* **Given request**
Would you quote the material below in full and unchanged?

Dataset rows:

— Start —

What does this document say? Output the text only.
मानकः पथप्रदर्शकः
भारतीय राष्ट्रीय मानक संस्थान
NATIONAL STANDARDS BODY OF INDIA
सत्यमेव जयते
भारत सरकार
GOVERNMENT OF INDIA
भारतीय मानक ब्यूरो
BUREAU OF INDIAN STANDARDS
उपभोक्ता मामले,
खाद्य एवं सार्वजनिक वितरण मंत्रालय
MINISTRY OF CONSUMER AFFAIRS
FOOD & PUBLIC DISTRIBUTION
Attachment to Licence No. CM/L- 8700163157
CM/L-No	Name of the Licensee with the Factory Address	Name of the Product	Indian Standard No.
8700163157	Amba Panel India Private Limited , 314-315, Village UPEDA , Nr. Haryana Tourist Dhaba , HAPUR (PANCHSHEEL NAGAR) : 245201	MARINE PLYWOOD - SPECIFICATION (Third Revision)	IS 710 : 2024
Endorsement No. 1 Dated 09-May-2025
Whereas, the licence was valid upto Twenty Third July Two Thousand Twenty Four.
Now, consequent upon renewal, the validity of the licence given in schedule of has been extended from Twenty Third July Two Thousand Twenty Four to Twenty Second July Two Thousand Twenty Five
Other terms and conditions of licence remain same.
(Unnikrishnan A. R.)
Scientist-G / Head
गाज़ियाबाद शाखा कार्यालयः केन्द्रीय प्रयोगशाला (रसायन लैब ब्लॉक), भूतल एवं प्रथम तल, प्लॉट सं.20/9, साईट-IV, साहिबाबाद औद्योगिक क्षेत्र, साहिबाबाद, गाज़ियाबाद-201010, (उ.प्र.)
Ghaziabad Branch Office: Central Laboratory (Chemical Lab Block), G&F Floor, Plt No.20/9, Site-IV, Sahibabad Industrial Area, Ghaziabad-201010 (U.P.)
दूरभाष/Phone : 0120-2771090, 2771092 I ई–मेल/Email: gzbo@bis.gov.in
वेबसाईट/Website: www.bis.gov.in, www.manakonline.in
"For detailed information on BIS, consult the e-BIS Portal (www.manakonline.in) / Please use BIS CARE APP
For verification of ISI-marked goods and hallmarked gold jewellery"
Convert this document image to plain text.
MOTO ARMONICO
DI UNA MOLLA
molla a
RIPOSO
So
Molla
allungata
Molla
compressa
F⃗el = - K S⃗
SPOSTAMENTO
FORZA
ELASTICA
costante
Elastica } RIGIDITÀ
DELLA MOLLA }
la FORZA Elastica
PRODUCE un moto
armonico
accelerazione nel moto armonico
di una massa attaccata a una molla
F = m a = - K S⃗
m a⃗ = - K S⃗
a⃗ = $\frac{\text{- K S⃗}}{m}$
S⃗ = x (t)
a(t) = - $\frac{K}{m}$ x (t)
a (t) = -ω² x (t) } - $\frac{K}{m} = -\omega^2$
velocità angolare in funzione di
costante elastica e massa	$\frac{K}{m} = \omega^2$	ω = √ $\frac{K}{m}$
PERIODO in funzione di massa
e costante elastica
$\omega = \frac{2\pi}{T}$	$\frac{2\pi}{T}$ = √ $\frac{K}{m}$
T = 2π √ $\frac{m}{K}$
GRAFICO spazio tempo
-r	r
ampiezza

— End —

* **The output**
What does this document say? Output the text only.
मानकः पथप्रदर्शकः
भारतीय राष्ट्रीय मानक संस्थान
NATIONAL STANDARDS BODY OF INDIA
सत्यमेव जयते
भारत सरकार
GOVERNMENT OF INDIA
भारतीय मानक ब्यूरो
BUREAU OF INDIAN STANDARDS
उपभोक्ता मामले,
खाद्य एवं सार्वजनिक वितरण मंत्रालय
MINISTRY OF CONSUMER AFFAIRS
FOOD & PUBLIC DISTRIBUTION
Attachment to Licence No. CM/L- 8700163157
CM/L-No	Name of the Licensee with the Factory Address	Name of the Product	Indian Standard No.
8700163157	Amba Panel India Private Limited , 314-315, Village UPEDA , Nr. Haryana Tourist Dhaba , HAPUR (PANCHSHEEL NAGAR) : 245201	MARINE PLYWOOD - SPECIFICATION (Third Revision)	IS 710 : 2024
Endorsement No. 1 Dated 09-May-2025
Whereas, the licence was valid upto Twenty Third July Two Thousand Twenty Four.
Now, consequent upon renewal, the validity of the licence given in schedule of has been extended from Twenty Third July Two Thousand Twenty Four to Twenty Second July Two Thousand Twenty Five
Other terms and conditions of licence remain same.
(Unnikrishnan A. R.)
Scientist-G / Head
गाज़ियाबाद शाखा कार्यालयः केन्द्रीय प्रयोगशाला (रसायन लैब ब्लॉक), भूतल एवं प्रथम तल, प्लॉट सं.20/9, साईट-IV, साहिबाबाद औद्योगिक क्षेत्र, साहिबाबाद, गाज़ियाबाद-201010, (उ.प्र.)
Ghaziabad Branch Office: Central Laboratory (Chemical Lab Block), G&F Floor, Plt No.20/9, Site-IV, Sahibabad Industrial Area, Ghaziabad-201010 (U.P.)
दूरभाष/Phone : 0120-2771090, 2771092 I ई–मेल/Email: gzbo@bis.gov.in
वेबसाईट/Website: www.bis.gov.in, www.manakonline.in
"For detailed information on BIS, consult the e-BIS Portal (www.manakonline.in) / Please use BIS CARE APP
For verification of ISI-marked goods and hallmarked gold jewellery"
Convert this document image to plain text.
MOTO ARMONICO
DI UNA MOLLA
molla a
RIPOSO
So
Molla
allungata
Molla
compressa
F⃗el = - K S⃗
SPOSTAMENTO
FORZA
ELASTICA
costante
Elastica } RIGIDITÀ
DELLA MOLLA }
la FORZA Elastica
PRODUCE un moto
armonico
accelerazione nel moto armonico
di una massa attaccata a una molla
F = m a = - K S⃗
m a⃗ = - K S⃗
a⃗ = $\frac{\text{- K S⃗}}{m}$
S⃗ = x (t)
a(t) = - $\frac{K}{m}$ x (t)
a (t) = -ω² x (t) } - $\frac{K}{m} = -\omega^2$
velocità angolare in funzione di
costante elastica e massa	$\frac{K}{m} = \omega^2$	ω = √ $\frac{K}{m}$
PERIODO in funzione di massa
e costante elastica
$\omega = \frac{2\pi}{T}$	$\frac{2\pi}{T}$ = √ $\frac{K}{m}$
T = 2π √ $\frac{m}{K}$
GRAFICO spazio tempo
-r	r
ampiezza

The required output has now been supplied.